→ MATERIAL SHOWN
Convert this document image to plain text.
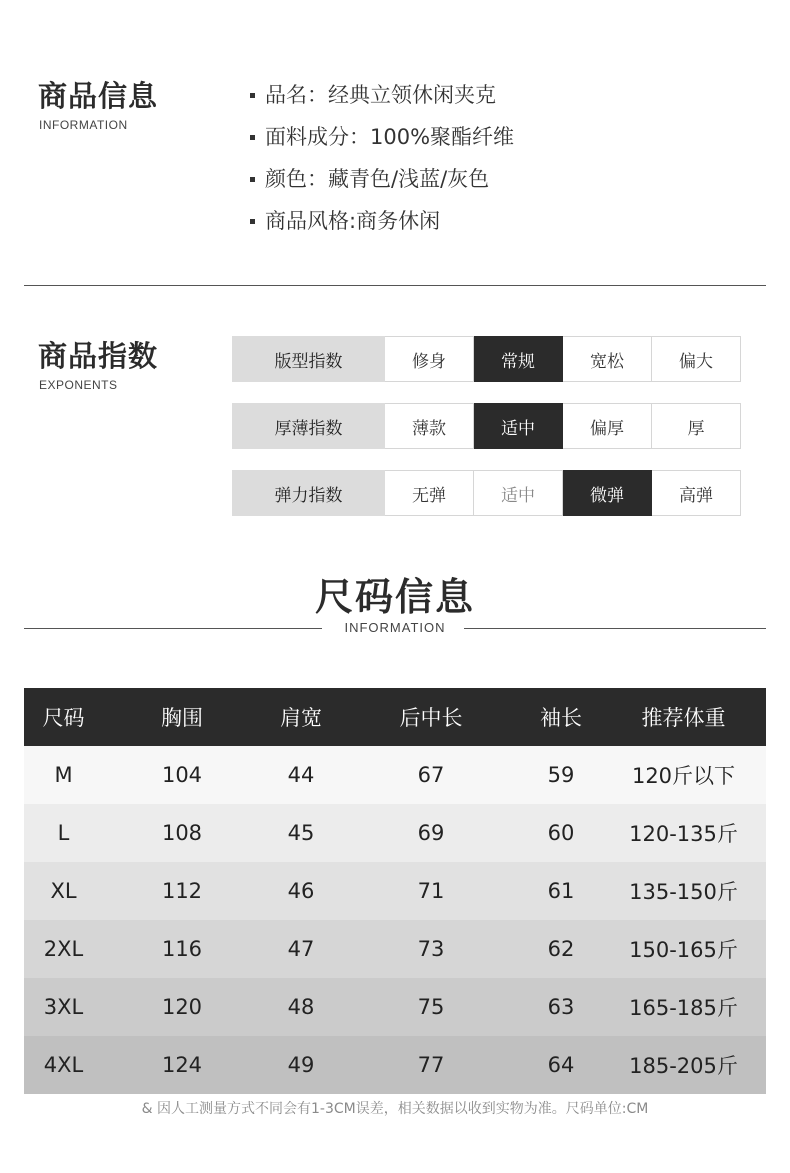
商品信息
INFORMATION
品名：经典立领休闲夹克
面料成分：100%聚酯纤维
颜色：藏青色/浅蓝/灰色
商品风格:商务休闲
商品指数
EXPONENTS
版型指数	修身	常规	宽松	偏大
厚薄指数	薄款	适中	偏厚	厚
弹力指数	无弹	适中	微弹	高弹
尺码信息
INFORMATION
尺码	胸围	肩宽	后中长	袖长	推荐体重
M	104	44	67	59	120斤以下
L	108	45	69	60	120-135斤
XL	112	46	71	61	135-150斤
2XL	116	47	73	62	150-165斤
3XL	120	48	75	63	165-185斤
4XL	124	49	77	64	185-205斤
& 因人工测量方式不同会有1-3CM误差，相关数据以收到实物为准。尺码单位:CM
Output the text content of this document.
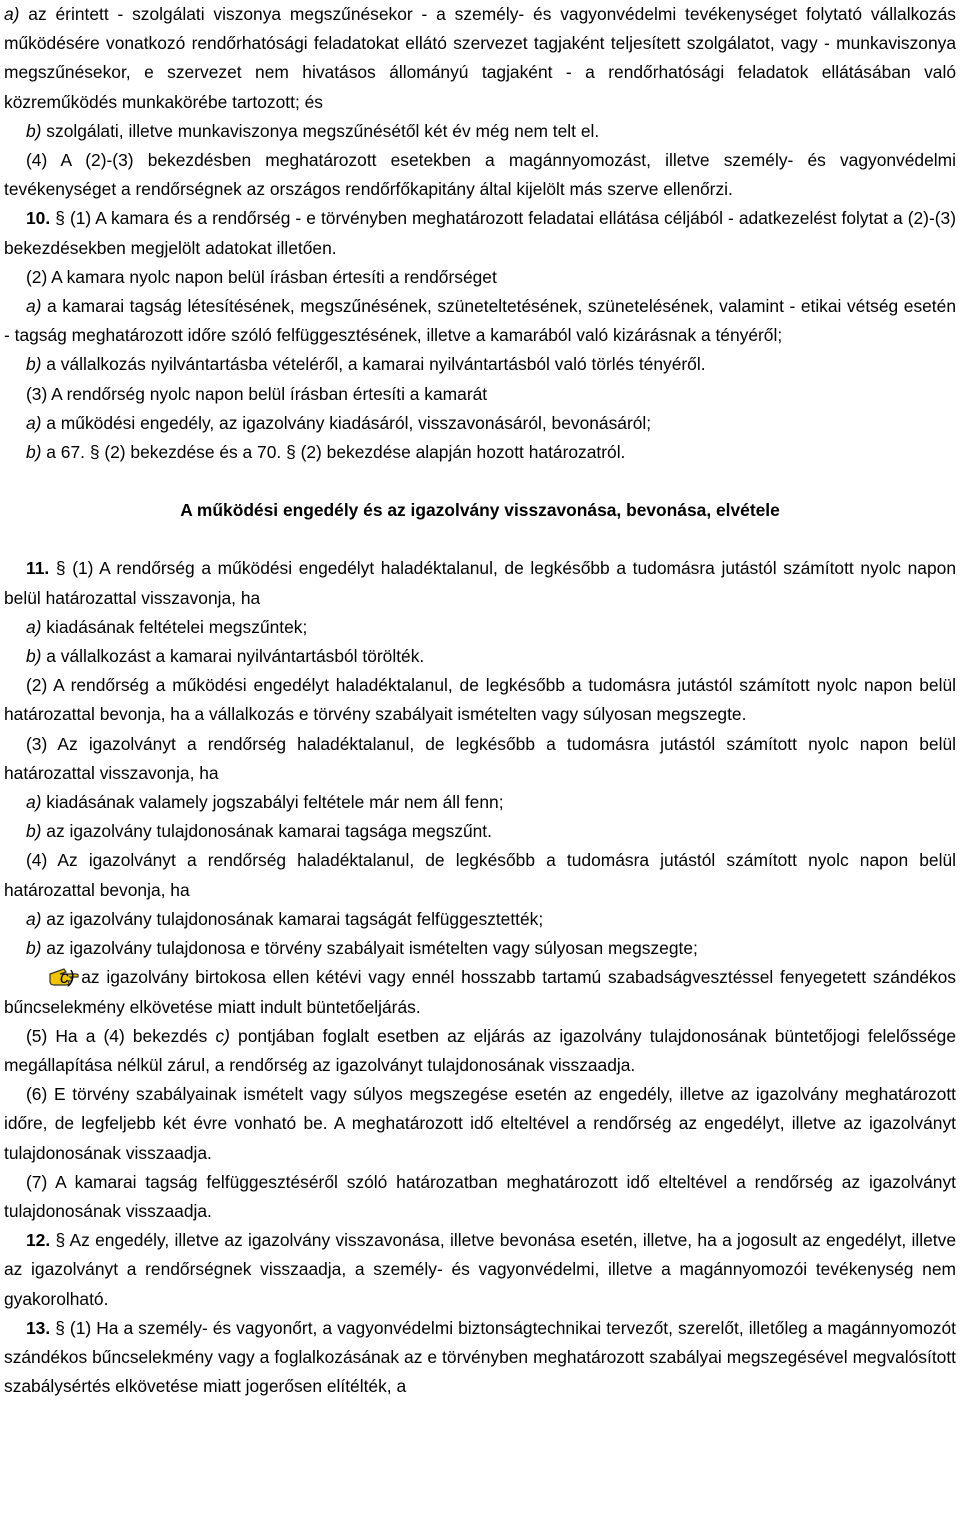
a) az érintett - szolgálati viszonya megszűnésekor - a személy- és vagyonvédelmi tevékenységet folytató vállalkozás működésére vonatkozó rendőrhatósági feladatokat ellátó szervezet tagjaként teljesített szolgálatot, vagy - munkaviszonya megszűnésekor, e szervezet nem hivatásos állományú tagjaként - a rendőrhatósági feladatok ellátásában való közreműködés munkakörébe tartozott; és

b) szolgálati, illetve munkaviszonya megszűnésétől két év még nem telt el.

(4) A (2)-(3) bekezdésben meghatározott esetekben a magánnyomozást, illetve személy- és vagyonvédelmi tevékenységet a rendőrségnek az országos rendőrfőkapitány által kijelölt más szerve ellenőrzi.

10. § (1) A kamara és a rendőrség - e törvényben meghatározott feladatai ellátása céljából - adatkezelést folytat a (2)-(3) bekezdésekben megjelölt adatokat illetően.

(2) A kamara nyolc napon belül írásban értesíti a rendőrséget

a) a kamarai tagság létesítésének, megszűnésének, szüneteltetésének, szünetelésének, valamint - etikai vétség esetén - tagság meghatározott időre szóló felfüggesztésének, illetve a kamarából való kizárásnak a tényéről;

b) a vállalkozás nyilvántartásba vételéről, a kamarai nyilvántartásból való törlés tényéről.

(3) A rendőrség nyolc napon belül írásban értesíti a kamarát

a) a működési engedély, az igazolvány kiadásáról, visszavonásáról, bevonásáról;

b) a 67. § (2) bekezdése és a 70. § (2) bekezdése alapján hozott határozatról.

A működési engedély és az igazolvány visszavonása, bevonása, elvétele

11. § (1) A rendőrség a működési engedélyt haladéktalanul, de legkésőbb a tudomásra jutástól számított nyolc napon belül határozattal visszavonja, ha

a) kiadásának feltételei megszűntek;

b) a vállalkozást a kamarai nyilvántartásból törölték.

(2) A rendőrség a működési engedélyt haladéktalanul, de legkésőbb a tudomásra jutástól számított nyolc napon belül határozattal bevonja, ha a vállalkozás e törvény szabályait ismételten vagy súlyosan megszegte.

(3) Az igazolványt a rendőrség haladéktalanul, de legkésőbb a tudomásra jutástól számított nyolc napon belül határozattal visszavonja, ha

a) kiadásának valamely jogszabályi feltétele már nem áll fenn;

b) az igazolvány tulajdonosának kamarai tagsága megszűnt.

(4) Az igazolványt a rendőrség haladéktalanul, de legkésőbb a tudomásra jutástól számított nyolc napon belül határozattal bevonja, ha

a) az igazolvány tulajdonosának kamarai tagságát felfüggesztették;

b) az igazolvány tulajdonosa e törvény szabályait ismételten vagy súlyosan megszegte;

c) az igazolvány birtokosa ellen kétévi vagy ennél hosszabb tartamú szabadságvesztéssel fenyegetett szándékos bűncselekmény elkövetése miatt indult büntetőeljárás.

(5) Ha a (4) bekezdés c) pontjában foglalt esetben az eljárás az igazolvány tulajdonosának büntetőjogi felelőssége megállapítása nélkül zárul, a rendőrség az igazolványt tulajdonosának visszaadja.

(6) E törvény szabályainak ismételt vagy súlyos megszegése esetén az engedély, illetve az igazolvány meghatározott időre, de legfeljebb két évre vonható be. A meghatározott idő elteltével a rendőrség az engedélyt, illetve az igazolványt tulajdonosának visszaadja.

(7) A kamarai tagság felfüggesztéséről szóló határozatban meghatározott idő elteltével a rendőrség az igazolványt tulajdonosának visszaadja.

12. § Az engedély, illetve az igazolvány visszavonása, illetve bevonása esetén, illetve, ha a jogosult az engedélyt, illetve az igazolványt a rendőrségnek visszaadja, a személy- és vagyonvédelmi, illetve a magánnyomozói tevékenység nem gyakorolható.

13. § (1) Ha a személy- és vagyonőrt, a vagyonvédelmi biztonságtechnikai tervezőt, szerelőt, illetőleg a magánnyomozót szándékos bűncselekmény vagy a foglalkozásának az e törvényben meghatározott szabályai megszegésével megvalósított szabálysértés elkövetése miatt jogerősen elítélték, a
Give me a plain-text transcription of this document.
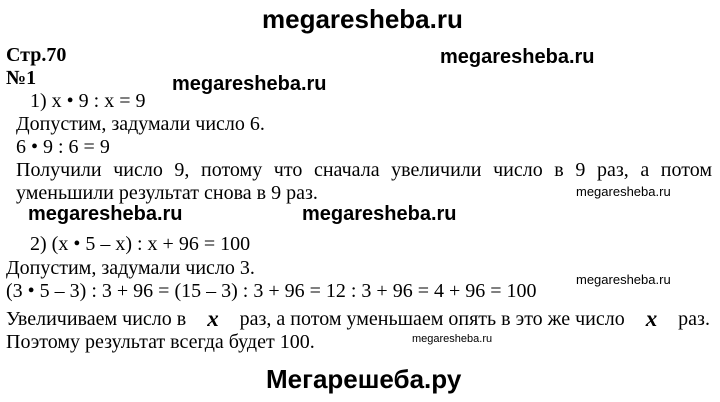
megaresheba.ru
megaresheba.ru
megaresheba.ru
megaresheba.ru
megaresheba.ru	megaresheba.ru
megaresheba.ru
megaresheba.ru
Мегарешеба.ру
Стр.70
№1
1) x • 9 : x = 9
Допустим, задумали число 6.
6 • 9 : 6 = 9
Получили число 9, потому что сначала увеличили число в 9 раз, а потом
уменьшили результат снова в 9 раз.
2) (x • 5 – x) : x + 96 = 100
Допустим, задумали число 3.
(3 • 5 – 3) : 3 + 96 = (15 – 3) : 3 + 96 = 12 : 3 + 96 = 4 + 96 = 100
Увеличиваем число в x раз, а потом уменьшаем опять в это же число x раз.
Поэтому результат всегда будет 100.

→ WORK TO COMPLETE
Gather every line from the listing above in which the word "число" appears.

→ ANSWER TO THE PROBLEM
Допустим, задумали число 6.
Получили число 9, потому что сначала увеличили число в 9 раз, а потом
Допустим, задумали число 3.
Увеличиваем число в x раз, а потом уменьшаем опять в это же число x раз.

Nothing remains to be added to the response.